## Gegeven opdracht
Vertaal deze zin uit het tekstgedeelte over de Oudtestamentische canon in het Engels: "Zoals gezegd, niet eerder dan in het jaar 90 sloten de Rabbijnen de Oudtestamentische canon af."

## Tekstgedeelte
□ □ □ □ □

Het Oude Testament eindigt met het boek Maleachi. Het Nieuwe Testament begint met het Evangelie van Mattheüs. Hier ligt een probleem. Het Nieuwe Testament opent met het Evangelie van Mattheüs, terwijl het (Oude) Verbond met Abraham nog van kracht was. Niemand schijnt hiervoor aandacht te hebben. Het blijkt, dat het Verbond met Abraham tot ver in het Nieuwe Testament doorloopt.
De Canon
In het jaar 90 van onze jaartelling waren de Rabbijnen, die Jezus als Messias afwezen, van mening, dat God sinds 400 jaar niet meer had gesproken. Dat klopt. Daarop besloten ze met het boek Maleachi het Oude Testament af te sluiten.
Ze stonden er niet bij stil, dat God mogelijk nog niet uitgesproken was! Geïnspireerd door de Heilige Geest profeteerde Zacharias, de vader van Johannes de Doper:
“Geloofd zij de Here,de God van Israël , want Hij heeft omgezien naar zijn volk en heeft het verlossing gebracht, en heeft ons een hoorn des heils opgericht, in het huis van David, zijn knecht, gelijk Hij gesproken heeft door de mond zijner heilige profeten van oudsher.”
Lucas 1:68-70
Zowel de Paradijsbelofte als het Verbond met Abraham kwamen ongevraagd van God. Zoals gezegd, niet eerder dan in het jaar 90 sloten de Rabbijnen de Oudtestamentische canon af. Op grond waarvan namen zij deze beslissing? Had God hen daartoe gemachtigd? En waarom op dit tijdstip?
Namen zij deze beslissing om te voorkomen, dat de Nieuwtestamentische geschriften, die toen al in omloop waren, ooit met het Oude Testament een geheel zouden vormen?
Zoals hierna wordt aangetoond, geldt het niet alleen voor het overgrote deel van de vier Evangeliën, maar wat te denken van het Boek Handelingen? Er vallen minstens 13 steden te noemen, waar de apostel Paulus niet naar de Gemeenten ging. (Handelingen 13:4-28:31)
Die bestonden toen (nog) niet. Hij ging altijd en overal naar de Synagoge. Praktisch overal werd hem de deur gewezen. Uit de mensen, die daar door zijn prediking tot geloof waren gekomen, en die met hem meegingen, ontstonden de Gemeenten.

□ □ □ □ □

## Rijen

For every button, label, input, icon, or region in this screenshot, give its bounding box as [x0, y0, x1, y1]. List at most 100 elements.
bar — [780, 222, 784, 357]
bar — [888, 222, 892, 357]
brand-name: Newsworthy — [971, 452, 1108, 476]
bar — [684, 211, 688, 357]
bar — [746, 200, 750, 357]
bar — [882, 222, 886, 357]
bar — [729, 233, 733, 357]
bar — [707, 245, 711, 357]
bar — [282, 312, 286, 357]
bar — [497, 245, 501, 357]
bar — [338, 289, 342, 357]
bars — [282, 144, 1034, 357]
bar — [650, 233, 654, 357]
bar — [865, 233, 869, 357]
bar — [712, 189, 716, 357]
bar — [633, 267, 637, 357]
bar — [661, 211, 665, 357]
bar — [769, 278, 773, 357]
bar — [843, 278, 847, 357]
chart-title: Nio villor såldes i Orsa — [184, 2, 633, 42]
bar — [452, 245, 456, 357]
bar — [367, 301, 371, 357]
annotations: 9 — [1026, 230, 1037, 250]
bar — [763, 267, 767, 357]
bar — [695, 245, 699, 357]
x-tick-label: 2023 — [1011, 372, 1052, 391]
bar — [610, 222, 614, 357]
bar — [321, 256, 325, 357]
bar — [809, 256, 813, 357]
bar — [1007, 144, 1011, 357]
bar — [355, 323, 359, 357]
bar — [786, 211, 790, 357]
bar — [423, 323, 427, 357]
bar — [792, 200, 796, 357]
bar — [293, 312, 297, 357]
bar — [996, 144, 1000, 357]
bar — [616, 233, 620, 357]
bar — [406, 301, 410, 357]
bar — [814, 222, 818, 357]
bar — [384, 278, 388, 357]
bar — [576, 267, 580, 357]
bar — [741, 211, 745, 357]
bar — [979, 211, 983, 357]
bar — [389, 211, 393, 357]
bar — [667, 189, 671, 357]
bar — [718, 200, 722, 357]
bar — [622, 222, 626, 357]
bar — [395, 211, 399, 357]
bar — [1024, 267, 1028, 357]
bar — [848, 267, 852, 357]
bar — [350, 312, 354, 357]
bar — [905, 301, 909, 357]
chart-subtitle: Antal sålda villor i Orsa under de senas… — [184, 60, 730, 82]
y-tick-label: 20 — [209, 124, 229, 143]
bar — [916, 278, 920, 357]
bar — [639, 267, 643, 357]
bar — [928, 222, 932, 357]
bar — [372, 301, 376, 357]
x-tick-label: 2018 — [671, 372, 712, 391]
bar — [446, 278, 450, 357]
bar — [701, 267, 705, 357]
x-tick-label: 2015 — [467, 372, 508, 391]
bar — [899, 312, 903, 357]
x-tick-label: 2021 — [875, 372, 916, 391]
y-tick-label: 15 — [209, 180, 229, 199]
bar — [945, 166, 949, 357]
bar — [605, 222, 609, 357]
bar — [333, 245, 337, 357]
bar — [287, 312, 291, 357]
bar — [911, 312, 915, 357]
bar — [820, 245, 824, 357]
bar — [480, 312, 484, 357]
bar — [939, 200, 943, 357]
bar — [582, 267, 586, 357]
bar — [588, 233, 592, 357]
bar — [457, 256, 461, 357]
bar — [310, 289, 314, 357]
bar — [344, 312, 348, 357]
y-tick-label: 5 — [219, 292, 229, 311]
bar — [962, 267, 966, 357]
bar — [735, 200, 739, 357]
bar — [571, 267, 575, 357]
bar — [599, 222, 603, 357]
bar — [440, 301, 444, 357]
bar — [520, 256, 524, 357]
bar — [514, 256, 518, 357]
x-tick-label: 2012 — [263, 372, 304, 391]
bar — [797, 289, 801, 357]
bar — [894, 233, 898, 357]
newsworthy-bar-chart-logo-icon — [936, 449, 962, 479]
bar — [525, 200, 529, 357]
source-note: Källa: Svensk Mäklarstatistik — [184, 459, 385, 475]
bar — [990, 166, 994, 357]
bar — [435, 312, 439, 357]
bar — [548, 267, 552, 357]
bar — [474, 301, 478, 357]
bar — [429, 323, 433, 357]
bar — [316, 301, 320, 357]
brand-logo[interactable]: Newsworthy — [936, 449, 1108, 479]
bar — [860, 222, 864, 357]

□ □ □ □ □

## Verwacht antwoord
As stated, it was not until the year 90 that the rabbis closed the Old Testament canon.